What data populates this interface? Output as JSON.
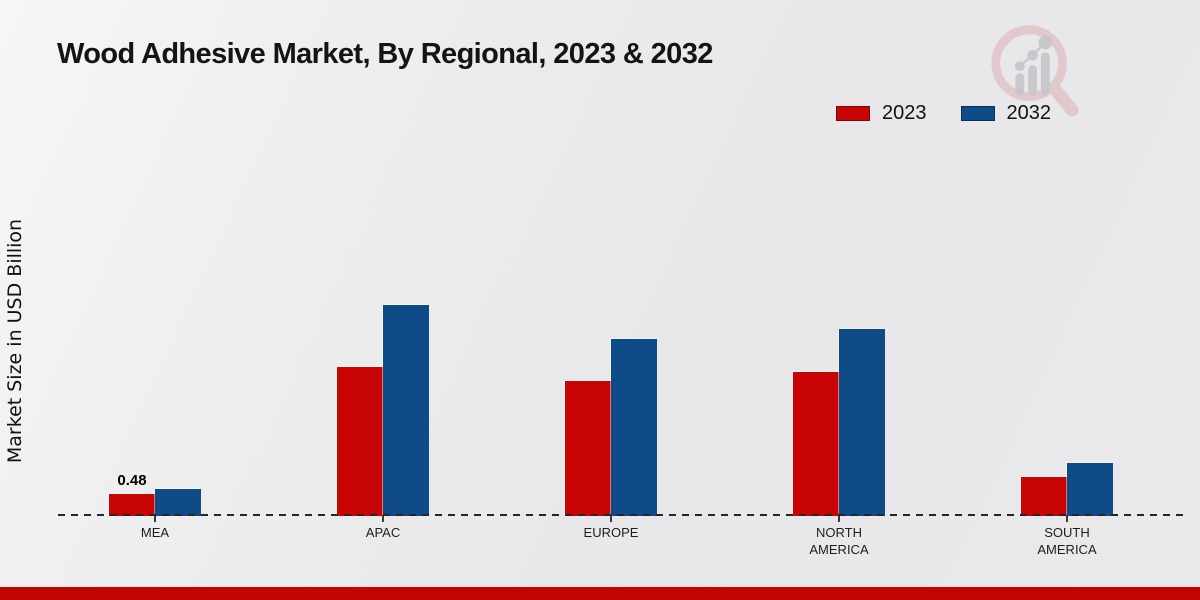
{
  "title": "Wood Adhesive Market, By Regional, 2023 & 2032",
  "watermark_icon": "magnifier-growth-chart-watermark",
  "colors": {
    "series_2023": "#c90404",
    "series_2032": "#0f4c87",
    "bottom_band": "#c20404",
    "baseline": "#262626",
    "watermark_ring": "#dcaaae",
    "watermark_bars": "#c4c4c8"
  },
  "legend": {
    "position": "top-right",
    "items": [
      {
        "label": "2023",
        "color": "#c90404"
      },
      {
        "label": "2032",
        "color": "#0f4c87"
      }
    ]
  },
  "chart_data": {
    "type": "bar",
    "title": "Wood Adhesive Market, By Regional, 2023 & 2032",
    "xlabel": "",
    "ylabel": "Market Size in USD Billion",
    "categories": [
      "MEA",
      "APAC",
      "EUROPE",
      "NORTH AMERICA",
      "SOUTH AMERICA"
    ],
    "series": [
      {
        "name": "2023",
        "color": "#c90404",
        "values": [
          0.48,
          3.21,
          2.9,
          3.1,
          0.83
        ]
      },
      {
        "name": "2032",
        "color": "#0f4c87",
        "values": [
          0.57,
          4.53,
          3.81,
          4.02,
          1.15
        ]
      }
    ],
    "data_labels": [
      {
        "category": "MEA",
        "series": "2023",
        "text": "0.48"
      }
    ],
    "ylim": [
      0,
      5
    ],
    "y_axis_ticks_visible": false,
    "grid": false,
    "baseline_style": "dashed",
    "legend_position": "top-right"
  }
}
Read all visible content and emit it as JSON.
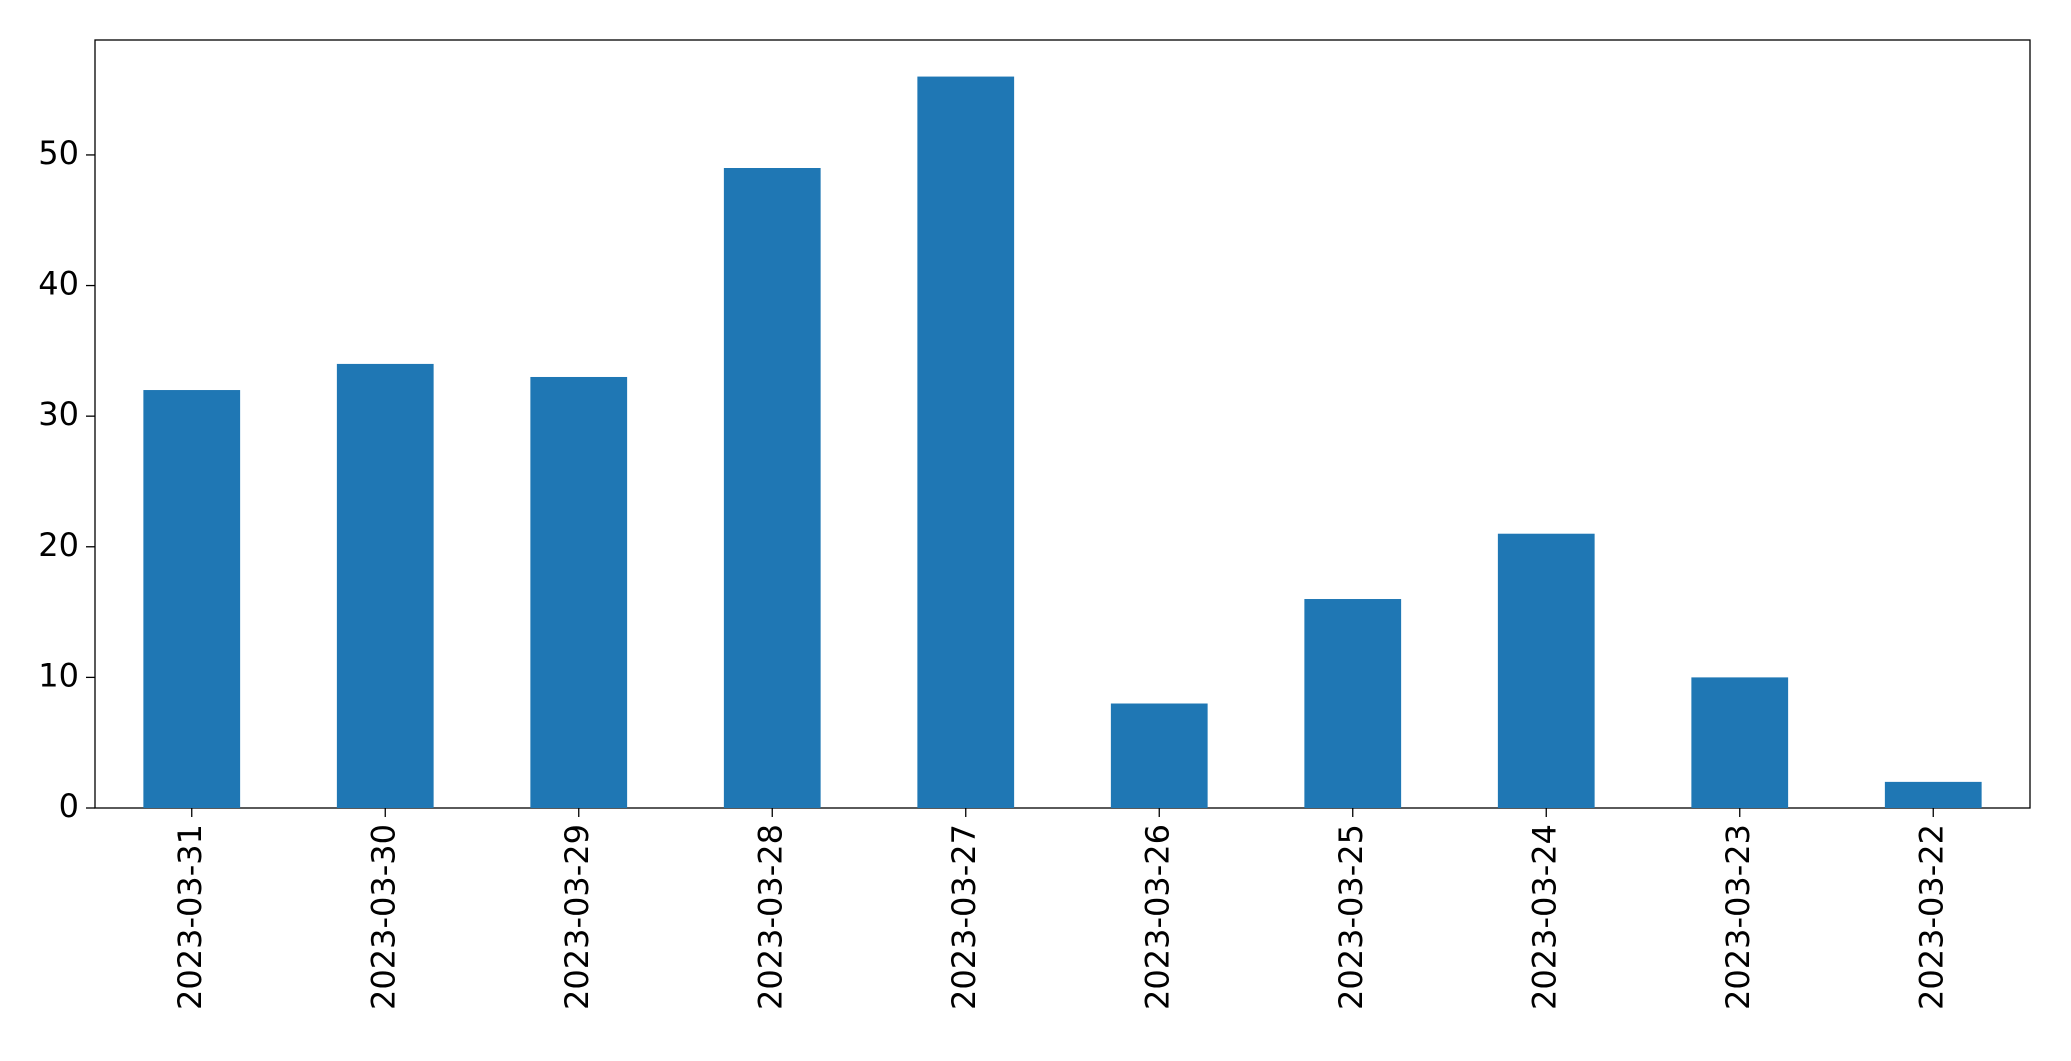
{
  "chart_data": {
    "type": "bar",
    "categories": [
      "2023-03-31",
      "2023-03-30",
      "2023-03-29",
      "2023-03-28",
      "2023-03-27",
      "2023-03-26",
      "2023-03-25",
      "2023-03-24",
      "2023-03-23",
      "2023-03-22"
    ],
    "values": [
      32,
      34,
      33,
      49,
      56,
      8,
      16,
      21,
      10,
      2
    ],
    "color": "#1f77b4",
    "ylim": [
      0,
      58.8
    ],
    "yticks": [
      0,
      10,
      20,
      30,
      40,
      50
    ],
    "grid": false
  }
}
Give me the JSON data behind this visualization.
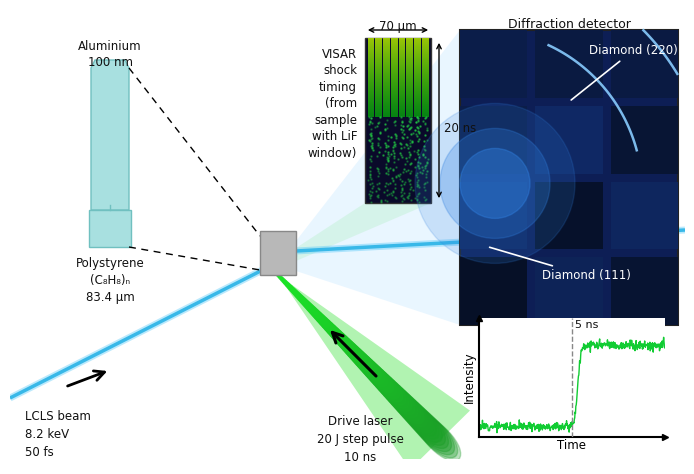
{
  "bg_color": "#ffffff",
  "aluminium_label": "Aluminium\n100 nm",
  "polystyrene_label": "Polystyrene\n(C₈H₈)ₙ\n83.4 μm",
  "visar_label": "VISAR\nshock\ntiming\n(from\nsample\nwith LiF\nwindow)",
  "visar_width_label": "70 μm",
  "visar_time_label": "20 ns",
  "detector_label": "Diffraction detector",
  "diamond220_label": "Diamond (220)",
  "diamond111_label": "Diamond (111)",
  "lcls_label": "LCLS beam\n8.2 keV\n50 fs",
  "drive_laser_label": "Drive laser\n20 J step pulse\n10 ns",
  "intensity_label": "Intensity",
  "time_label": "Time",
  "ns_label": "5 ns",
  "al_color": "#a8e0e0",
  "al_edge": "#70c0c0",
  "beam_blue": "#38b0e0",
  "beam_blue2": "#55c8f0",
  "green_laser": "#44dd44",
  "detector_dark": "#0d1e55",
  "detector_mid": "#1535a0",
  "detector_bright": "#2060c8",
  "gray_mount": "#b8b8b8",
  "gray_mount_edge": "#888888",
  "visar_bg": "#0a0a2a",
  "visar_stripe1": "#c8e800",
  "visar_stripe2": "#44cc22",
  "white_text": "#ffffff",
  "black_text": "#111111"
}
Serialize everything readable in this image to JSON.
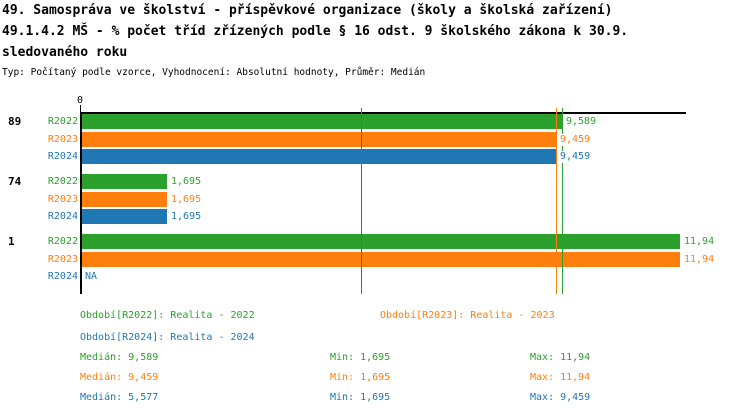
{
  "title": {
    "line1": "49. Samospráva ve školství - příspěvkové organizace (školy a školská zařízení)",
    "line2": "49.1.4.2 MŠ - % počet tříd zřízených podle § 16 odst. 9 školského zákona k 30.9.",
    "line3": "sledovaného roku",
    "subtitle": "Typ: Počítaný podle vzorce, Vyhodnocení: Absolutní hodnoty, Průměr: Medián"
  },
  "colors": {
    "r2022": "#2ca02c",
    "r2023": "#ff7f0e",
    "r2024": "#1f77b4",
    "axis": "#000000",
    "background": "#ffffff"
  },
  "chart_data": {
    "type": "bar",
    "orientation": "horizontal",
    "axis": {
      "zero_label": "0",
      "min": 0,
      "max": 11.94
    },
    "series": [
      {
        "name": "R2022",
        "label": "R2022",
        "color": "#2ca02c",
        "median": 9.589
      },
      {
        "name": "R2023",
        "label": "R2023",
        "color": "#ff7f0e",
        "median": 9.459
      },
      {
        "name": "R2024",
        "label": "R2024",
        "color": "#1f77b4",
        "median": 5.577
      }
    ],
    "groups": [
      {
        "label": "89",
        "values": [
          9.589,
          9.459,
          9.459
        ],
        "display": [
          "9,589",
          "9,459",
          "9,459"
        ]
      },
      {
        "label": "74",
        "values": [
          1.695,
          1.695,
          1.695
        ],
        "display": [
          "1,695",
          "1,695",
          "1,695"
        ]
      },
      {
        "label": "1",
        "values": [
          11.94,
          11.94,
          null
        ],
        "display": [
          "11,94",
          "11,94",
          "NA"
        ]
      }
    ],
    "median_lines": [
      {
        "series": "R2022",
        "value": 9.589,
        "color": "#2ca02c"
      },
      {
        "series": "R2023",
        "value": 9.459,
        "color": "#ff7f0e"
      },
      {
        "series": "R2024",
        "value": 5.577,
        "color": "#1f77b4"
      }
    ]
  },
  "legend": [
    {
      "label": "Období[R2022]: Realita - 2022",
      "color": "#2ca02c"
    },
    {
      "label": "Období[R2023]: Realita - 2023",
      "color": "#ff7f0e"
    },
    {
      "label": "Období[R2024]: Realita - 2024",
      "color": "#1f77b4"
    }
  ],
  "stats": [
    {
      "median": "Medián: 9,589",
      "min": "Min: 1,695",
      "max": "Max: 11,94",
      "color": "#2ca02c"
    },
    {
      "median": "Medián: 9,459",
      "min": "Min: 1,695",
      "max": "Max: 11,94",
      "color": "#ff7f0e"
    },
    {
      "median": "Medián: 5,577",
      "min": "Min: 1,695",
      "max": "Max: 9,459",
      "color": "#1f77b4"
    }
  ]
}
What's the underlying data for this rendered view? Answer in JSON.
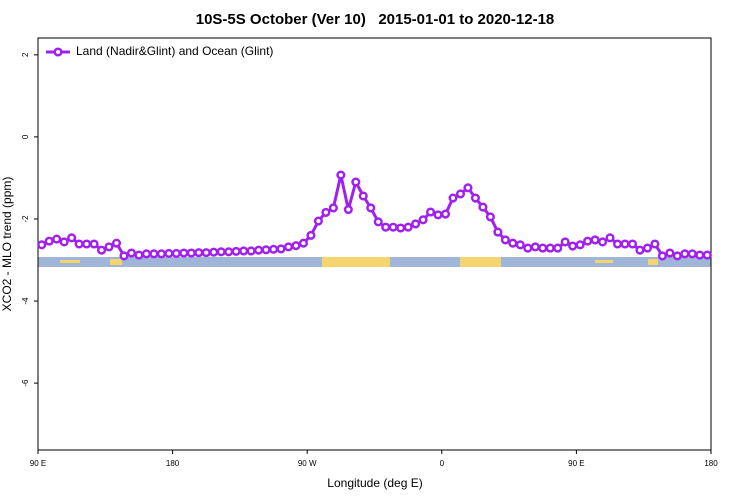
{
  "chart_data": {
    "type": "line",
    "title": "10S-5S October (Ver 10)   2015-01-01 to 2020-12-18",
    "xlabel": "Longitude (deg E)",
    "ylabel": "XCO2 - MLO trend (ppm)",
    "xlim": [
      90,
      540
    ],
    "ylim": [
      -7.63,
      2.41
    ],
    "xticks": [
      {
        "value": 90,
        "label": "90 E"
      },
      180,
      {
        "value": 270,
        "label": "90 W"
      },
      {
        "value": 360,
        "label": "0"
      },
      {
        "value": 450,
        "label": "90 E"
      },
      {
        "value": 540,
        "label": "180"
      }
    ],
    "yticks": [
      -6,
      -4,
      -2,
      0,
      2
    ],
    "legend": "top-left",
    "x": [
      92.5,
      97.5,
      102.5,
      107.5,
      112.5,
      117.5,
      122.5,
      127.5,
      132.5,
      137.5,
      142.5,
      147.5,
      152.5,
      157.5,
      162.5,
      167.5,
      172.5,
      177.5,
      182.5,
      187.5,
      192.5,
      197.5,
      202.5,
      207.5,
      212.5,
      217.5,
      222.5,
      227.5,
      232.5,
      237.5,
      242.5,
      247.5,
      252.5,
      257.5,
      262.5,
      267.5,
      272.5,
      277.5,
      282.5,
      287.5,
      292.5,
      297.5,
      302.5,
      307.5,
      312.5,
      317.5,
      322.5,
      327.5,
      332.5,
      337.5,
      342.5,
      347.5,
      352.5,
      357.5,
      362.5,
      367.5,
      372.5,
      377.5,
      382.5,
      387.5,
      392.5,
      397.5,
      402.5,
      407.5,
      412.5,
      417.5,
      422.5,
      427.5,
      432.5,
      437.5,
      442.5,
      447.5,
      452.5,
      457.5,
      462.5,
      467.5,
      472.5,
      477.5,
      482.5,
      487.5,
      492.5,
      497.5,
      502.5,
      507.5,
      512.5,
      517.5,
      522.5,
      527.5,
      532.5,
      537.5
    ],
    "series": [
      {
        "name": "Land (Nadir&Glint) and Ocean (Glint)",
        "color": "#a020f0",
        "values": [
          -2.63,
          -2.54,
          -2.49,
          -2.56,
          -2.46,
          -2.61,
          -2.61,
          -2.61,
          -2.76,
          -2.68,
          -2.59,
          -2.9,
          -2.83,
          -2.88,
          -2.85,
          -2.85,
          -2.85,
          -2.84,
          -2.84,
          -2.83,
          -2.83,
          -2.82,
          -2.82,
          -2.81,
          -2.8,
          -2.8,
          -2.79,
          -2.78,
          -2.78,
          -2.76,
          -2.75,
          -2.74,
          -2.73,
          -2.68,
          -2.65,
          -2.59,
          -2.4,
          -2.05,
          -1.84,
          -1.73,
          -0.93,
          -1.77,
          -1.1,
          -1.44,
          -1.73,
          -2.07,
          -2.2,
          -2.2,
          -2.22,
          -2.2,
          -2.12,
          -2.02,
          -1.83,
          -1.9,
          -1.88,
          -1.49,
          -1.39,
          -1.24,
          -1.49,
          -1.71,
          -1.95,
          -2.32,
          -2.51,
          -2.59,
          -2.63,
          -2.71,
          -2.68,
          -2.71,
          -2.71,
          -2.71,
          -2.56,
          -2.66,
          -2.63,
          -2.54,
          -2.51,
          -2.56,
          -2.46,
          -2.61,
          -2.61,
          -2.61,
          -2.76,
          -2.71,
          -2.61,
          -2.9,
          -2.83,
          -2.9,
          -2.85,
          -2.85,
          -2.88,
          -2.88
        ]
      }
    ]
  }
}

SHORT TASK - Write only the number of lines in the records that include the word "ffffff".

REPLY - 3